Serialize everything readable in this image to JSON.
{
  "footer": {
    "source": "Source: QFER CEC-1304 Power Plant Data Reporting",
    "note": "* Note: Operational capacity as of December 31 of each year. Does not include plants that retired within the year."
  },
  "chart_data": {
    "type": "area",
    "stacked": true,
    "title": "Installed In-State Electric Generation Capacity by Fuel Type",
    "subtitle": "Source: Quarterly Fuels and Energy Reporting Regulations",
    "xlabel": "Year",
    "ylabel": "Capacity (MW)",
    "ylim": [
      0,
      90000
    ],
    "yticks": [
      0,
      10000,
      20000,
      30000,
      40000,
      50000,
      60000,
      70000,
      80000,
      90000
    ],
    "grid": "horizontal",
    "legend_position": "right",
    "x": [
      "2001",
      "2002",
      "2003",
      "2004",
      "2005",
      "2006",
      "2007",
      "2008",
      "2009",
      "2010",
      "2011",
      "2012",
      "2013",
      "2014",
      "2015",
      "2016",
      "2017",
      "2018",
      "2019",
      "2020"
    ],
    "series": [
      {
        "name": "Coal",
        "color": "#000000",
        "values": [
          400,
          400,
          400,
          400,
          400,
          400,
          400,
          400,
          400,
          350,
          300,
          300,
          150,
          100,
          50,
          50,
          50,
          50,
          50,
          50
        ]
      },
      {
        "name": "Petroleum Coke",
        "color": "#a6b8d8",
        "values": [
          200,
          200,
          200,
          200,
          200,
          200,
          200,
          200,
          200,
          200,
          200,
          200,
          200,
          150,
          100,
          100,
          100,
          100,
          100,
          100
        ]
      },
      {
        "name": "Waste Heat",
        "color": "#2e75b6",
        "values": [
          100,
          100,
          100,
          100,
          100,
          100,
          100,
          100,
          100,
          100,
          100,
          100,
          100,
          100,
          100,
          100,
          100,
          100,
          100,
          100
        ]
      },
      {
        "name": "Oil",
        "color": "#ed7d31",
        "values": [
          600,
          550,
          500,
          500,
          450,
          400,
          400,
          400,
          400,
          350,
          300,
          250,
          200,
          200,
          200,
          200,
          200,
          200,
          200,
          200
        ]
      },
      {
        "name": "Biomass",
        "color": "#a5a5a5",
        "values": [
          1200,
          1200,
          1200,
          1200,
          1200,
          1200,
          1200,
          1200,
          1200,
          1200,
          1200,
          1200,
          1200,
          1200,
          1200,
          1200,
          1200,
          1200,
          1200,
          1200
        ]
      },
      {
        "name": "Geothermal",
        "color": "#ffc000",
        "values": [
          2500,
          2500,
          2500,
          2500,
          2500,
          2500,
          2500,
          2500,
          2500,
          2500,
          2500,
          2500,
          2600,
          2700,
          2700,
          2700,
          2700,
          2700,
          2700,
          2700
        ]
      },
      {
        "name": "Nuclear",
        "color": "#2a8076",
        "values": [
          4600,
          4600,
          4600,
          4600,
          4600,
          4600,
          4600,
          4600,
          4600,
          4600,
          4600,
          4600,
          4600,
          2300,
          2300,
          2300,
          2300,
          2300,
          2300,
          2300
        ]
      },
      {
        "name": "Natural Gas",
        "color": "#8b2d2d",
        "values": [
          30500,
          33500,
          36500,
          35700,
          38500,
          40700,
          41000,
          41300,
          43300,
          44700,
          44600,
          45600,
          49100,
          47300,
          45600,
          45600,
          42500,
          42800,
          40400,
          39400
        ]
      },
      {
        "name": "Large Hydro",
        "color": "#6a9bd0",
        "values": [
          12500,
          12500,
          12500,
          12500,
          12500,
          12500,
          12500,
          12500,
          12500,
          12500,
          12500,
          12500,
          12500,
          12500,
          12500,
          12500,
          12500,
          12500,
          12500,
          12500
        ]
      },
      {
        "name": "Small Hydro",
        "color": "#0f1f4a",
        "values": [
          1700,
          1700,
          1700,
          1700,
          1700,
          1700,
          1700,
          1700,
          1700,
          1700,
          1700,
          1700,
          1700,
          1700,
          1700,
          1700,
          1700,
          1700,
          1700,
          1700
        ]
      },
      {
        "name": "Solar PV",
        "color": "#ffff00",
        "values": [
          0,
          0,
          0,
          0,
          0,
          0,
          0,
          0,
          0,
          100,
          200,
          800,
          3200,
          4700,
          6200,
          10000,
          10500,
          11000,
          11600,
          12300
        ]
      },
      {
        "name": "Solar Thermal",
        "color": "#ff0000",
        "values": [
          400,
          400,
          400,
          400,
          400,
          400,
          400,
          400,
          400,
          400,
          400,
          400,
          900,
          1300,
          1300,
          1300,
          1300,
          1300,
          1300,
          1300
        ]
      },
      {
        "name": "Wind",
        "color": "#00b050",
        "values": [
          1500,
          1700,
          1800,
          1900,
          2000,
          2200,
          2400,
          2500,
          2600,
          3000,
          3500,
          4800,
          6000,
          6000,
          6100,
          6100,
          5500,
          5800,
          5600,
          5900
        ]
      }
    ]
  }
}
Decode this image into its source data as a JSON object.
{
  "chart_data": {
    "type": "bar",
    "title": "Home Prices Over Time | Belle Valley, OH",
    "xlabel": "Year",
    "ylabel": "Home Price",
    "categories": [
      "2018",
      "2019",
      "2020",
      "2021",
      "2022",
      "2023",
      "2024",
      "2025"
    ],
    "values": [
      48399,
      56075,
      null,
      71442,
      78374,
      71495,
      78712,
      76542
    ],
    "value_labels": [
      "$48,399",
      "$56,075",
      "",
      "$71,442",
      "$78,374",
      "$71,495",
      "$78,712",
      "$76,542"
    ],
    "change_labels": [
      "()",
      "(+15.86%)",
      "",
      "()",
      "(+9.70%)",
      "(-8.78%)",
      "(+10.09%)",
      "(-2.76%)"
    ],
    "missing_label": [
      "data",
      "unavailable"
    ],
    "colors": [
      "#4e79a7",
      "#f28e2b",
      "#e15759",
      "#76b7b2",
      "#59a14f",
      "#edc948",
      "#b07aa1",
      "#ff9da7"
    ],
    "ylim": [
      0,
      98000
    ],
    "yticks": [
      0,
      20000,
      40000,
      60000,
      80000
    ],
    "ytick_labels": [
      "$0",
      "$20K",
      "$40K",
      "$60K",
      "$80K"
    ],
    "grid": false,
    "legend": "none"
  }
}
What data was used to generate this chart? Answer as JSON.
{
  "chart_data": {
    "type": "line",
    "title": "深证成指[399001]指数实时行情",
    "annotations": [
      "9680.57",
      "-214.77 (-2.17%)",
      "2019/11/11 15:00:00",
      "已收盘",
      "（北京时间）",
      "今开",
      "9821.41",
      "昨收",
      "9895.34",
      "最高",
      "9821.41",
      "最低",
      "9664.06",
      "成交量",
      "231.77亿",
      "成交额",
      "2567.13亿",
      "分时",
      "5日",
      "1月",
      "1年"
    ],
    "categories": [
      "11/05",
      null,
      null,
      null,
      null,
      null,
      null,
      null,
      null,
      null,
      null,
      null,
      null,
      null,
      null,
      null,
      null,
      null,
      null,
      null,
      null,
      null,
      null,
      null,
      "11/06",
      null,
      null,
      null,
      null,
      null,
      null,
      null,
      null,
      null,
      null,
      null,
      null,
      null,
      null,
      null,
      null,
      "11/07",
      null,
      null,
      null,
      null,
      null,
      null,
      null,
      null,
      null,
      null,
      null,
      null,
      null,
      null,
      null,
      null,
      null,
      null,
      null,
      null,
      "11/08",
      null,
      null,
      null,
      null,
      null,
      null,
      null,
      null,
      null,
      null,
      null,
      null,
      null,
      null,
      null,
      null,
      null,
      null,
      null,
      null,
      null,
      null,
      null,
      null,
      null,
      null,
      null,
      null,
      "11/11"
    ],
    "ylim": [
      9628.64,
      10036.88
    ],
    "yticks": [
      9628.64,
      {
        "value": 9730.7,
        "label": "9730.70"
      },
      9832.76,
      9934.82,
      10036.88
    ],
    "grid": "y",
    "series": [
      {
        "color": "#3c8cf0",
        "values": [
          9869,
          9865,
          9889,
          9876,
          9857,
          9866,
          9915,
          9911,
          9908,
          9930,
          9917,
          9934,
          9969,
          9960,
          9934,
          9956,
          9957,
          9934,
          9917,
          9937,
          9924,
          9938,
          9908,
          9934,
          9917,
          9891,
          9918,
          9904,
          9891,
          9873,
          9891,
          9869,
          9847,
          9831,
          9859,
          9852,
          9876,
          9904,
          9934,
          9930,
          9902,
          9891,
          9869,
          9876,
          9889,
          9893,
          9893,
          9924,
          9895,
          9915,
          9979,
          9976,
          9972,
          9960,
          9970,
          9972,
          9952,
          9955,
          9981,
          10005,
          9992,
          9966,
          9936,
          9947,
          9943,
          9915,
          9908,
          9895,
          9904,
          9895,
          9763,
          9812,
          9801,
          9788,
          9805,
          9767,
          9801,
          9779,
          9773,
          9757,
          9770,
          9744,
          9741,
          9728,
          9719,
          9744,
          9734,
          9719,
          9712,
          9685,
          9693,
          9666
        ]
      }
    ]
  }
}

==========

**Exercise goal:**
State the number of lines in these entries that include the string "Reporting". Provide nothing beyond that number.

**Response:**
2